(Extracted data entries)
** begin **
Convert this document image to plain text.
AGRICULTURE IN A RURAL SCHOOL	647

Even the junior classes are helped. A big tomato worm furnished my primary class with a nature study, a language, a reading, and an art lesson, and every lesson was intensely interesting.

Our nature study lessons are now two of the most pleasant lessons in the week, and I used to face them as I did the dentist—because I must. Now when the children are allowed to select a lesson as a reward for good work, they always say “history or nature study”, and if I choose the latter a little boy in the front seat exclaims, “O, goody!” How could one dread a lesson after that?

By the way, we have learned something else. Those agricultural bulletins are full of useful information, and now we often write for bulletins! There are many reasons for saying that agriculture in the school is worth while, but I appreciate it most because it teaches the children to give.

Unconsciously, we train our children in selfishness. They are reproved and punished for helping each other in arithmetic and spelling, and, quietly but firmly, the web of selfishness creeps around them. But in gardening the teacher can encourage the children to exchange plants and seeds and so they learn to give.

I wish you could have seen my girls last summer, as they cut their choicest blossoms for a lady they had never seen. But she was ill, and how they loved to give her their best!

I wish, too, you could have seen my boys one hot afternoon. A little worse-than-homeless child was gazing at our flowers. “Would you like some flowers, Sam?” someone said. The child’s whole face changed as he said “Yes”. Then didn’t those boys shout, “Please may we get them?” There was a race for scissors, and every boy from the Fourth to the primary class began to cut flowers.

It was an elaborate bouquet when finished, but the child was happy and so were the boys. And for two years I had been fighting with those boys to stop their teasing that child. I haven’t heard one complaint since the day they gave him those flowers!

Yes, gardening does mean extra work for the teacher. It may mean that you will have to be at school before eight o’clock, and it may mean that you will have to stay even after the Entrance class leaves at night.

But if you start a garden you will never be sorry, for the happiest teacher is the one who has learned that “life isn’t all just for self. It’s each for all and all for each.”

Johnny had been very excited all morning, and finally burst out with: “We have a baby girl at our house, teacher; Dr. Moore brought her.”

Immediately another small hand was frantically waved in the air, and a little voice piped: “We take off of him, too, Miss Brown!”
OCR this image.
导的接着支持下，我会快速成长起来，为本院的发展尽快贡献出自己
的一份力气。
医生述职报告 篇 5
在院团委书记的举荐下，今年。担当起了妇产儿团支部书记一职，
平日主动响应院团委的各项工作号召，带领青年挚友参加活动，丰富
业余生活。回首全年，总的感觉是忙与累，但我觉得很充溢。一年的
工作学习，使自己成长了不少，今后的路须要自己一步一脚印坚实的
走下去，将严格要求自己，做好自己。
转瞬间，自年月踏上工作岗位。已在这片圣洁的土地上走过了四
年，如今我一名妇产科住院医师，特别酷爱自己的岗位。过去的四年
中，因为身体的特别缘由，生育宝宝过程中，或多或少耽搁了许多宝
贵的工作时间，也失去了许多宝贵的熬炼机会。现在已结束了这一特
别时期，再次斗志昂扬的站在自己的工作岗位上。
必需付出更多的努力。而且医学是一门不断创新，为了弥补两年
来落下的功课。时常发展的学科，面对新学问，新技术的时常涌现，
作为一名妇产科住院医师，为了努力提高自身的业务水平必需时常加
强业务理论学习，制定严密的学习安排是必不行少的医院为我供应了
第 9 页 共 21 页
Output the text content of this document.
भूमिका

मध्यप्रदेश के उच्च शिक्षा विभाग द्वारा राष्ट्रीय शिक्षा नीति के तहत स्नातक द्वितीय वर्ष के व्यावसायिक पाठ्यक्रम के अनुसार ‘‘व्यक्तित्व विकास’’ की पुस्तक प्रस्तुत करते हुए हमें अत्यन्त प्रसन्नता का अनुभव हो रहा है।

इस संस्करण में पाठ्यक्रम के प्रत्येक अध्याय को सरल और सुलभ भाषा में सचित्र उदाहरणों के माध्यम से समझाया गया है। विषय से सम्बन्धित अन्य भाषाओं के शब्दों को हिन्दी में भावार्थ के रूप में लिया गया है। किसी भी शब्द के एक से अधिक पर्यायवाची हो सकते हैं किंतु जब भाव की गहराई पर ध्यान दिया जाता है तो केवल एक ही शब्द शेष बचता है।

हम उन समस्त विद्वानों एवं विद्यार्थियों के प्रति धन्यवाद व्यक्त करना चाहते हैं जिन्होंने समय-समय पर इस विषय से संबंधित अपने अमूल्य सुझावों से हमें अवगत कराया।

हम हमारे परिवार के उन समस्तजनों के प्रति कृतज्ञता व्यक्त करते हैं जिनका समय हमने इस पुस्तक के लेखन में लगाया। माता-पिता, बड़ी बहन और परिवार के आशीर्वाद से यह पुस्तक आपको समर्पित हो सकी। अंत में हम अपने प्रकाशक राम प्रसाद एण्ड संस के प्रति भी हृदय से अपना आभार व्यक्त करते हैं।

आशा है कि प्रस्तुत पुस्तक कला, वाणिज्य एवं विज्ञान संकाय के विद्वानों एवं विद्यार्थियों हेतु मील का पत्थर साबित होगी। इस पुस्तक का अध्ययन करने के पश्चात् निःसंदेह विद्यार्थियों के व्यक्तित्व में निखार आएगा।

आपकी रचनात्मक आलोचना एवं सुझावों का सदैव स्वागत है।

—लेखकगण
** end **
> [What the task requires]
Output every entry shown above, exactly.

> [Exercise solution]
Convert this document image to plain text.
AGRICULTURE IN A RURAL SCHOOL	647

Even the junior classes are helped. A big tomato worm furnished my primary class with a nature study, a language, a reading, and an art lesson, and every lesson was intensely interesting.

Our nature study lessons are now two of the most pleasant lessons in the week, and I used to face them as I did the dentist—because I must. Now when the children are allowed to select a lesson as a reward for good work, they always say “history or nature study”, and if I choose the latter a little boy in the front seat exclaims, “O, goody!” How could one dread a lesson after that?

By the way, we have learned something else. Those agricultural bulletins are full of useful information, and now we often write for bulletins! There are many reasons for saying that agriculture in the school is worth while, but I appreciate it most because it teaches the children to give.

Unconsciously, we train our children in selfishness. They are reproved and punished for helping each other in arithmetic and spelling, and, quietly but firmly, the web of selfishness creeps around them. But in gardening the teacher can encourage the children to exchange plants and seeds and so they learn to give.

I wish you could have seen my girls last summer, as they cut their choicest blossoms for a lady they had never seen. But she was ill, and how they loved to give her their best!

I wish, too, you could have seen my boys one hot afternoon. A little worse-than-homeless child was gazing at our flowers. “Would you like some flowers, Sam?” someone said. The child’s whole face changed as he said “Yes”. Then didn’t those boys shout, “Please may we get them?” There was a race for scissors, and every boy from the Fourth to the primary class began to cut flowers.

It was an elaborate bouquet when finished, but the child was happy and so were the boys. And for two years I had been fighting with those boys to stop their teasing that child. I haven’t heard one complaint since the day they gave him those flowers!

Yes, gardening does mean extra work for the teacher. It may mean that you will have to be at school before eight o’clock, and it may mean that you will have to stay even after the Entrance class leaves at night.

But if you start a garden you will never be sorry, for the happiest teacher is the one who has learned that “life isn’t all just for self. It’s each for all and all for each.”

Johnny had been very excited all morning, and finally burst out with: “We have a baby girl at our house, teacher; Dr. Moore brought her.”

Immediately another small hand was frantically waved in the air, and a little voice piped: “We take off of him, too, Miss Brown!”
OCR this image.
导的接着支持下，我会快速成长起来，为本院的发展尽快贡献出自己
的一份力气。
医生述职报告 篇 5
在院团委书记的举荐下，今年。担当起了妇产儿团支部书记一职，
平日主动响应院团委的各项工作号召，带领青年挚友参加活动，丰富
业余生活。回首全年，总的感觉是忙与累，但我觉得很充溢。一年的
工作学习，使自己成长了不少，今后的路须要自己一步一脚印坚实的
走下去，将严格要求自己，做好自己。
转瞬间，自年月踏上工作岗位。已在这片圣洁的土地上走过了四
年，如今我一名妇产科住院医师，特别酷爱自己的岗位。过去的四年
中，因为身体的特别缘由，生育宝宝过程中，或多或少耽搁了许多宝
贵的工作时间，也失去了许多宝贵的熬炼机会。现在已结束了这一特
别时期，再次斗志昂扬的站在自己的工作岗位上。
必需付出更多的努力。而且医学是一门不断创新，为了弥补两年
来落下的功课。时常发展的学科，面对新学问，新技术的时常涌现，
作为一名妇产科住院医师，为了努力提高自身的业务水平必需时常加
强业务理论学习，制定严密的学习安排是必不行少的医院为我供应了
第 9 页 共 21 页
Output the text content of this document.
भूमिका

मध्यप्रदेश के उच्च शिक्षा विभाग द्वारा राष्ट्रीय शिक्षा नीति के तहत स्नातक द्वितीय वर्ष के व्यावसायिक पाठ्यक्रम के अनुसार ‘‘व्यक्तित्व विकास’’ की पुस्तक प्रस्तुत करते हुए हमें अत्यन्त प्रसन्नता का अनुभव हो रहा है।

इस संस्करण में पाठ्यक्रम के प्रत्येक अध्याय को सरल और सुलभ भाषा में सचित्र उदाहरणों के माध्यम से समझाया गया है। विषय से सम्बन्धित अन्य भाषाओं के शब्दों को हिन्दी में भावार्थ के रूप में लिया गया है। किसी भी शब्द के एक से अधिक पर्यायवाची हो सकते हैं किंतु जब भाव की गहराई पर ध्यान दिया जाता है तो केवल एक ही शब्द शेष बचता है।

हम उन समस्त विद्वानों एवं विद्यार्थियों के प्रति धन्यवाद व्यक्त करना चाहते हैं जिन्होंने समय-समय पर इस विषय से संबंधित अपने अमूल्य सुझावों से हमें अवगत कराया।

हम हमारे परिवार के उन समस्तजनों के प्रति कृतज्ञता व्यक्त करते हैं जिनका समय हमने इस पुस्तक के लेखन में लगाया। माता-पिता, बड़ी बहन और परिवार के आशीर्वाद से यह पुस्तक आपको समर्पित हो सकी। अंत में हम अपने प्रकाशक राम प्रसाद एण्ड संस के प्रति भी हृदय से अपना आभार व्यक्त करते हैं।

आशा है कि प्रस्तुत पुस्तक कला, वाणिज्य एवं विज्ञान संकाय के विद्वानों एवं विद्यार्थियों हेतु मील का पत्थर साबित होगी। इस पुस्तक का अध्ययन करने के पश्चात् निःसंदेह विद्यार्थियों के व्यक्तित्व में निखार आएगा।

आपकी रचनात्मक आलोचना एवं सुझावों का सदैव स्वागत है।

—लेखकगण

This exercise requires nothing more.